*Texte fourni*.
>>>

L’office national du film et le cinéma canadien (1939-2003)

Pierre Rannou
Caroline Zéau, L’office national du film et le cinéma canadien (1939-2003), Bruxelles, Peter Lang, collection « Études canadiennes », 2006, 463 p.

[In French]

On a souvent l’impression que tout a été dit et écrit sur l’Office ­national du film du Canada. Pourtant, l’ouvrage que Caroline Zéau vient de consacrer à l’institution prouve qu’il y a encore beaucoup à dire et à ­questionner. Une fois passé l’étonnement de se retrouver avec cette brique de 463 pages entre les mains (il s’agit d’une thèse de doctorat remaniée), on prend un plaisir certain à traverser ce livre d’une écriture des plus agréables.

Dans la première partie de l’ouvrage, l’auteure relate les faits saillants de l’histoire et du fonctionnement de l’ONF. Contrairement à la ­majorité des textes francophones publiés sur le sujet, l’ouvrage n’aborde pas ­uniquement les années de fondation de l’institution ou encore la période de l’âge d’or de la production francophone. Zéau consacre de nombreuses pages à la période des années 1970 à aujourd’hui, analysant aussi bien les remises en question du mandat de l’organisme que les crises financières successives, conséquence des coupures drastiques du gouvernement fédéral. Si les spécialistes risquent de n’y retrouver que peu d’éléments nouveaux, le lecteur moyen appréciera par contre la qualité de la synthèse et le regard original qui soutient la démonstration. 

La deuxième partie de l’ouvrage, intitulée « L’âge d’or de la ­production à l’ONF », est consacrée au cinéma d’animation et au cinéma direct ; les deux types de production emblématiques de l’organisme. Dans la section sur le cinéma d’animation, après avoir montré le rôle clé joué par Norman McLaren, par son implantation d’un mode de travail axé sur l’artisanat et l’expérimentation, elle montre comment s’est perpétué cet esprit à ­l’intérieur du Studio français d’animation et dans le Studio B, dévoué aux films commandités et à l’animation du côté anglophone. La section sur le cinéma direct réserve moins de surprise, mais constitue un très bon survol de la question, s’intéressant aussi bien au contexte historique ­d’apparition du mouvement qu’aux différentes appellations utilisées pour qualifier cette pratique.

<<<

*Exercice écrit*.
Pourriez-vous poursuivre le compte rendu ci-dessus du livre sur l’Office national du film, en reprenant juste après sa dernière phrase ?

*Données enregistrées*.
>>>

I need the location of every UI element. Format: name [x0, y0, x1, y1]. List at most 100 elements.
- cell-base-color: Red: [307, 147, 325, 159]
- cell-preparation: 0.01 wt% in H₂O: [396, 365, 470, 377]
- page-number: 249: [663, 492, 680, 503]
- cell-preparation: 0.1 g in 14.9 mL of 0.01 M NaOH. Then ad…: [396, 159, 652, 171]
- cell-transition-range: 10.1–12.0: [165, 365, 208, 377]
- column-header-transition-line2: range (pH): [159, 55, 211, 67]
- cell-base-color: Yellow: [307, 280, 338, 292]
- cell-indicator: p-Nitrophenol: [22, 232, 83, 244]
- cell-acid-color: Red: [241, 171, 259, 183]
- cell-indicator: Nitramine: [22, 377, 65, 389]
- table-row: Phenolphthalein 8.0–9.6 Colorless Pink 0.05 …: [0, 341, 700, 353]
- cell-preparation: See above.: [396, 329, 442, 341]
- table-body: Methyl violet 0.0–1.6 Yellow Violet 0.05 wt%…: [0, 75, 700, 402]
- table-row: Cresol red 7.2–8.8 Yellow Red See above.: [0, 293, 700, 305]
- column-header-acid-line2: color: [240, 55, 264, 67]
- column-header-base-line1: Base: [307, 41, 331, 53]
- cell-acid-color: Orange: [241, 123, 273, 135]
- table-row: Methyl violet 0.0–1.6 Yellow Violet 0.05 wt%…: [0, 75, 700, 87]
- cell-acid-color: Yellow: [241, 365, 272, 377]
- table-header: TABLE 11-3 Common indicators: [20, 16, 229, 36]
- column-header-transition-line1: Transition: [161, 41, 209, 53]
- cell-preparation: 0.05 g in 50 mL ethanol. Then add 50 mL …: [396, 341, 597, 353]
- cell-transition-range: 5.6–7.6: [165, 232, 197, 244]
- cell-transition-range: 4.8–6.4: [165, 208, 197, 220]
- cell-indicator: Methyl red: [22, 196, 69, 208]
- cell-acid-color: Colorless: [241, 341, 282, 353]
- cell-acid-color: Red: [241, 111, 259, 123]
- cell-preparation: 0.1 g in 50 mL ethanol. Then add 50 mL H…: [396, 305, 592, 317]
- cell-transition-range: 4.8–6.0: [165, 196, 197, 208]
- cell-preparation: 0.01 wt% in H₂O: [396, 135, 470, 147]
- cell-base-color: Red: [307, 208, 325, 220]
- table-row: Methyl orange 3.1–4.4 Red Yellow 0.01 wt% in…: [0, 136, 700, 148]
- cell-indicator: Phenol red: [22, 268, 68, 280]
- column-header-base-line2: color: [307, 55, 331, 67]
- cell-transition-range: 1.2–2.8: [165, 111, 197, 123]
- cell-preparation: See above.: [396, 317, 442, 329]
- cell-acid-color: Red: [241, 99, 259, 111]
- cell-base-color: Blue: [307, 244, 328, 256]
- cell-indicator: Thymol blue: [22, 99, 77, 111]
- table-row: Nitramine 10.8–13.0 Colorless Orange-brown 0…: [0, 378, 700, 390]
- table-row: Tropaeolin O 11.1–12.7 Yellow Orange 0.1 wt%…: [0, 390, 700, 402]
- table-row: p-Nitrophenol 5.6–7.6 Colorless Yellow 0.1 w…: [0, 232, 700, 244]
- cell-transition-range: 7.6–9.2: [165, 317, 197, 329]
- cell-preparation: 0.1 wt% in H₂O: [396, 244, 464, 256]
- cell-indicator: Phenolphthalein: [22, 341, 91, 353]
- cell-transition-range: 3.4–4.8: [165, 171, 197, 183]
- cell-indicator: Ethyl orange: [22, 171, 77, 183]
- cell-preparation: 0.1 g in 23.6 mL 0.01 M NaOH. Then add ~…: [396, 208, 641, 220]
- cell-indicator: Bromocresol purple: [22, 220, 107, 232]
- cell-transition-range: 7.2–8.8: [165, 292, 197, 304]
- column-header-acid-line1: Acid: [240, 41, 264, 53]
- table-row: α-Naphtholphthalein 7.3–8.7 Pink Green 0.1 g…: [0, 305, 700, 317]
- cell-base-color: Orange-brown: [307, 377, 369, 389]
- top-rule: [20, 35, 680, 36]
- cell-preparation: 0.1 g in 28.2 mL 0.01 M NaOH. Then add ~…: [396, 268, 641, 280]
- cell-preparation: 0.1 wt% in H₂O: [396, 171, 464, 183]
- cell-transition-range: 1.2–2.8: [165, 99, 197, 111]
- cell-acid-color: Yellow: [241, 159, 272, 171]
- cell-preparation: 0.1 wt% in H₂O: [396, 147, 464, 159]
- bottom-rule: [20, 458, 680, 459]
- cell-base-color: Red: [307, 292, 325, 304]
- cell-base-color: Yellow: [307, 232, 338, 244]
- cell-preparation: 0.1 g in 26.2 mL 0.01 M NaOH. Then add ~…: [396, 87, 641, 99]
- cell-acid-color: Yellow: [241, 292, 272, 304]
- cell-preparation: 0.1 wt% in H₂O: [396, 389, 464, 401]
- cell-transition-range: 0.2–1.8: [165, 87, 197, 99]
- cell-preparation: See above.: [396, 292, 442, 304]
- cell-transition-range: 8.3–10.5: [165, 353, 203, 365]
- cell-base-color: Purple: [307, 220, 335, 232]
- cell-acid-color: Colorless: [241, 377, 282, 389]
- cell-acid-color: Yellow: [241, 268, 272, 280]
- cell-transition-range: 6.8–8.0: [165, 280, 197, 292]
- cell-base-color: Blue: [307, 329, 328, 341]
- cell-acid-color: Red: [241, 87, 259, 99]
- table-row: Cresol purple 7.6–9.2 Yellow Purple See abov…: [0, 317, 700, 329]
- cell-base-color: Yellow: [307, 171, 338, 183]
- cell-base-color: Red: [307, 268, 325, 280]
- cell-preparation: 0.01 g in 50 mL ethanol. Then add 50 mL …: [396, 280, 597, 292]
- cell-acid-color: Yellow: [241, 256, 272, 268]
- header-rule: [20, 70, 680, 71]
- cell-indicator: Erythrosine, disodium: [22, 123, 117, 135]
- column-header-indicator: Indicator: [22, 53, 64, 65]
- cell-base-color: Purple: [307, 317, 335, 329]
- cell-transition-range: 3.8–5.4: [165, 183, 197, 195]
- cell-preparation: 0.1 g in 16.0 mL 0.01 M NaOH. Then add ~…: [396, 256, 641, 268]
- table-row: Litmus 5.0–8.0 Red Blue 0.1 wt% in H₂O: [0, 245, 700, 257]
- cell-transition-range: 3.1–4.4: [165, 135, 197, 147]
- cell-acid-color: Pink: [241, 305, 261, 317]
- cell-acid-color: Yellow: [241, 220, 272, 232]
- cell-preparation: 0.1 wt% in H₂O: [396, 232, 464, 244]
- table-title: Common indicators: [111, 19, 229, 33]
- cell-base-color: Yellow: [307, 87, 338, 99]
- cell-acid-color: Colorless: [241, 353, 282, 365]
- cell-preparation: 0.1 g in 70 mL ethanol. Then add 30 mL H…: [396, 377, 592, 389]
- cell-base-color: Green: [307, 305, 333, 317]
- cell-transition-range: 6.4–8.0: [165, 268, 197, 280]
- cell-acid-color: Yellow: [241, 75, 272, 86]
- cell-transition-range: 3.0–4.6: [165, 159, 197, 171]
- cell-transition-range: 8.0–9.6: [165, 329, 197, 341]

<<<
>>>

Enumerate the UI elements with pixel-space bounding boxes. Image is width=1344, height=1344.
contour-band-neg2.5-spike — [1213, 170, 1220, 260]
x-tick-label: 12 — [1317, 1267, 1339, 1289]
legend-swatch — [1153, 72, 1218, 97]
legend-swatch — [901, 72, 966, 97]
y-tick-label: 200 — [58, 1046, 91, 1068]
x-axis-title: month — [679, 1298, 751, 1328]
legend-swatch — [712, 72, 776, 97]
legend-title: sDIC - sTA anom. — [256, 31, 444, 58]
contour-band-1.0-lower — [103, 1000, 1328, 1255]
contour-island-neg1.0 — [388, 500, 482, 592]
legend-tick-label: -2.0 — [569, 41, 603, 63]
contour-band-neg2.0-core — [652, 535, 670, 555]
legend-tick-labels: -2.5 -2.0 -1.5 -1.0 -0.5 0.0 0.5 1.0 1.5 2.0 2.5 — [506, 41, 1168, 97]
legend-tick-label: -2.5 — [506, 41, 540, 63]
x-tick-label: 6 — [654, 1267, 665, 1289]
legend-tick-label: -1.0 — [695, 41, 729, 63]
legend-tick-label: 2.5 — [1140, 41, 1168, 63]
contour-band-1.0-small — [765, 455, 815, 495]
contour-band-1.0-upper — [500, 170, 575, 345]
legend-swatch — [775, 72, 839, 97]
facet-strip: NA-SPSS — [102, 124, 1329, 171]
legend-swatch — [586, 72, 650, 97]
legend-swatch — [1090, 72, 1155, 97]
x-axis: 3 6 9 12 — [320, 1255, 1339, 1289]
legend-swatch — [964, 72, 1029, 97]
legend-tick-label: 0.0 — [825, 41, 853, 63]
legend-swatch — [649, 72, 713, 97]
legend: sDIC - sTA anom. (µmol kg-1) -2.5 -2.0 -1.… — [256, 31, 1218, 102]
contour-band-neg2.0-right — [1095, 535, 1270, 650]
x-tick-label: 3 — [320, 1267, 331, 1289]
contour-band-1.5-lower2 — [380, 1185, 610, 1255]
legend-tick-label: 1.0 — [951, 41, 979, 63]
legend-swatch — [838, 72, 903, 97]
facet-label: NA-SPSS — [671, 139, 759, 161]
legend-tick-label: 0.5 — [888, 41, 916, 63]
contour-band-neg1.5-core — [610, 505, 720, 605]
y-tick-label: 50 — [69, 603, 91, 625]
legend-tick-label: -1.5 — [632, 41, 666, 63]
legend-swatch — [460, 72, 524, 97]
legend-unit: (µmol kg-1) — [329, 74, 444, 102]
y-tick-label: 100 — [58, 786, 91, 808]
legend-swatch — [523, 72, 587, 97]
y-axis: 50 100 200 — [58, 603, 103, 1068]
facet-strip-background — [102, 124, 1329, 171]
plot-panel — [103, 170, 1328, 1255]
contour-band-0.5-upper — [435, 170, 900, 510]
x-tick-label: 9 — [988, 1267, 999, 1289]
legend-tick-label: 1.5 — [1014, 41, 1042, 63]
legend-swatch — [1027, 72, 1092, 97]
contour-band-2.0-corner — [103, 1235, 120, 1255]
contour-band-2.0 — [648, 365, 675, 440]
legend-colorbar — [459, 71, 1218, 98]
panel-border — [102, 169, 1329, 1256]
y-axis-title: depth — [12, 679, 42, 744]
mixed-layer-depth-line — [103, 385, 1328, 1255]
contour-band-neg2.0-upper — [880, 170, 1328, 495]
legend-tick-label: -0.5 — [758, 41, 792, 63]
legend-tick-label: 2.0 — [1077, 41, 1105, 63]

<<<
>>>

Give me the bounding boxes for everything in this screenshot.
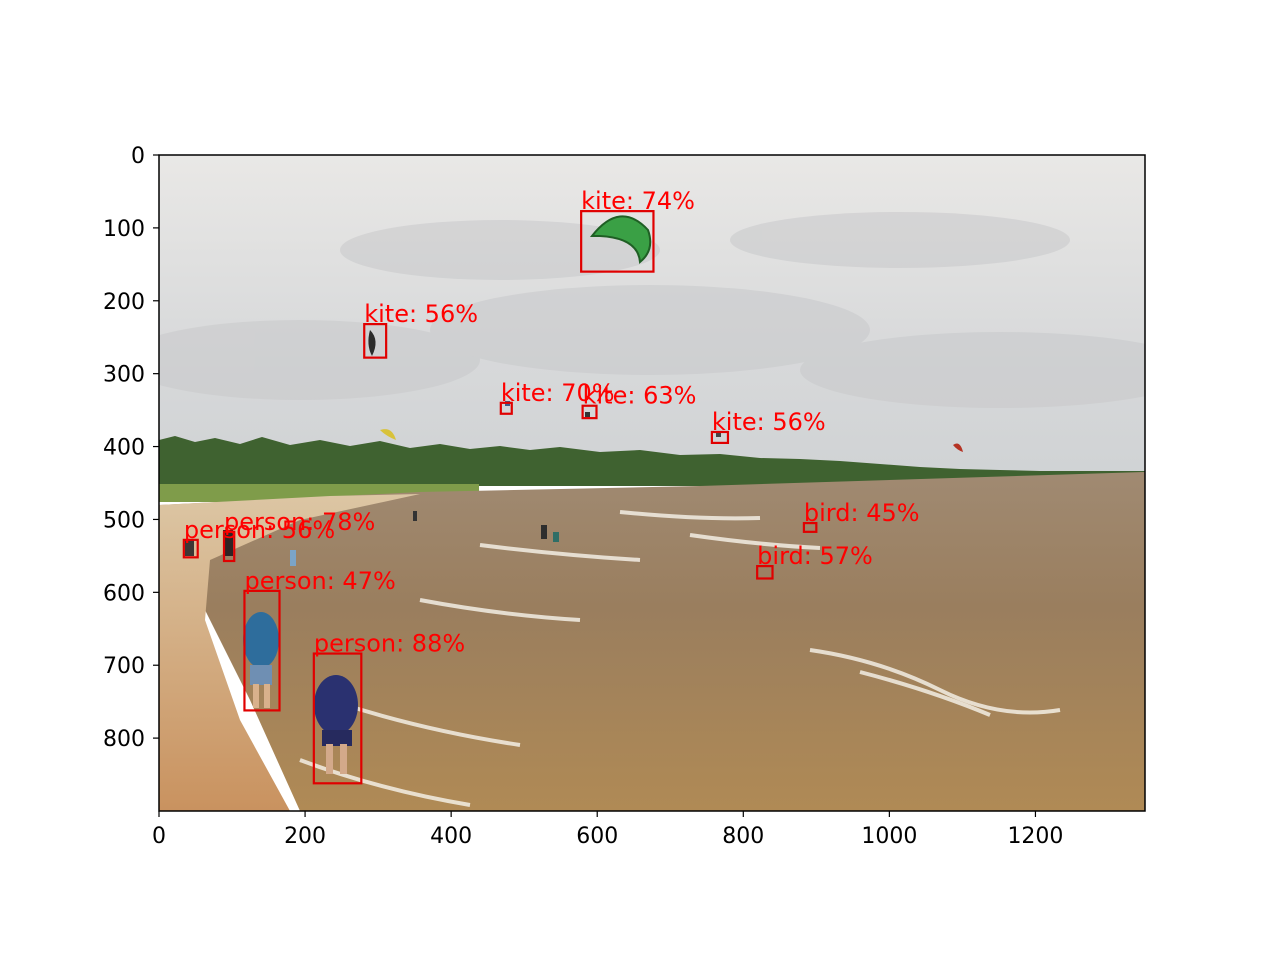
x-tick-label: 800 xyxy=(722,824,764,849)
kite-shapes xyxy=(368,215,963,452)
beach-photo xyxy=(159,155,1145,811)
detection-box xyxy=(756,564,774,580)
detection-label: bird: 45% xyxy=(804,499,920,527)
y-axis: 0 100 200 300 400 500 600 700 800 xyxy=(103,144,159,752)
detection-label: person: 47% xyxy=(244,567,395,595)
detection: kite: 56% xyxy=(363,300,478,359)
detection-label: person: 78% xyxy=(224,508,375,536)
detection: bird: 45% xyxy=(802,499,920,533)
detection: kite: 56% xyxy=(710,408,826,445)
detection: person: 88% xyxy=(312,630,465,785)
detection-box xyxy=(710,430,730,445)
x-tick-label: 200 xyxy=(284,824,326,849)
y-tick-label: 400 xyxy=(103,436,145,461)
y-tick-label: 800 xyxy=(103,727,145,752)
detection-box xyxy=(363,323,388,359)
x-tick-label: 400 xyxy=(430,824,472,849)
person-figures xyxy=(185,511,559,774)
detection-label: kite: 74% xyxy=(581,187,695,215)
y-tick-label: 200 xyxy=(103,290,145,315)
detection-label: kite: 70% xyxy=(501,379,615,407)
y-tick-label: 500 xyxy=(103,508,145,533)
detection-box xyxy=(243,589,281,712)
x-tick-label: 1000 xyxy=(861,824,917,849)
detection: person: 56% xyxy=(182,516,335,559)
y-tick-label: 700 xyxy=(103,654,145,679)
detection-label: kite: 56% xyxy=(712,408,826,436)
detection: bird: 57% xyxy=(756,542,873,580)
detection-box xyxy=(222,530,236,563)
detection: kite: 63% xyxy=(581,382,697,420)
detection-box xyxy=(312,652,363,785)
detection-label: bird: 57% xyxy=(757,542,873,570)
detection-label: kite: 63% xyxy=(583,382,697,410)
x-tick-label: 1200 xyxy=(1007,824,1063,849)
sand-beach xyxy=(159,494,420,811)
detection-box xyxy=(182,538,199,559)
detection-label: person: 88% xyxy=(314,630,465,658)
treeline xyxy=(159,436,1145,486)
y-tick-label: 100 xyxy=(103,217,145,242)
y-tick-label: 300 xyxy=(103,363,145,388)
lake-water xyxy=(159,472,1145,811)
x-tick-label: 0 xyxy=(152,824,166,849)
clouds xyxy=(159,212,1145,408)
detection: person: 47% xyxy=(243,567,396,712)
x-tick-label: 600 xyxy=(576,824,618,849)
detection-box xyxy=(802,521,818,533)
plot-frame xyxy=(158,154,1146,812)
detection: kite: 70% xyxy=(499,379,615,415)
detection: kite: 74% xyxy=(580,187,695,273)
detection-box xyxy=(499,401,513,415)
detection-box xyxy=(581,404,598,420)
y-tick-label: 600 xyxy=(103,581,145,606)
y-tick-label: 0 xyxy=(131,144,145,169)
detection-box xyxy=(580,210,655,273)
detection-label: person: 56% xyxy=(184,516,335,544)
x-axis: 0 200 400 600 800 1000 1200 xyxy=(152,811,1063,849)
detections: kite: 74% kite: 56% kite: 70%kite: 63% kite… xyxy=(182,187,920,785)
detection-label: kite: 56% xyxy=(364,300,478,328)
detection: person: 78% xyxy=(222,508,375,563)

<<<

*Réponse attendue*.
Enfin, dans une troisième partie, Zéau souligne le caractère central de l’ONF dans le développement de l’industrie du long métrage canadien, aussi bien francophone qu’anglophone, du documentaire social et politique et de l’innovation technologique, menant à la mise au point de techniques de projection sur très grand écran, que ce soit pour le projet Labyrinthe de l’Exposition universelle de Montréal en 1967 ou pour celui du film en Imax 3-D intitulé Transitions présenté à l’Exposition universelle de Vancouver en 1986. 

On peut donc sans l’ombre d’un doute dire qu’il s’agit de l’ouvrage en langue française le plus complet sur l’Office nationale du film du Canada et son influence. De plus, à travers sa lecture, les francophones auront accès à de nombreuses sources de langue anglaise, rarement traduites, mais fort significatives dans l’historiographie de cet organisme fédéral. Déplorons enfin le prix relativement élevé de l’ouvrage, qui l’empêche pratiquement de devenir le guide des étudiants de langue française sur cette institution incontournable de notre cinématographie nationale.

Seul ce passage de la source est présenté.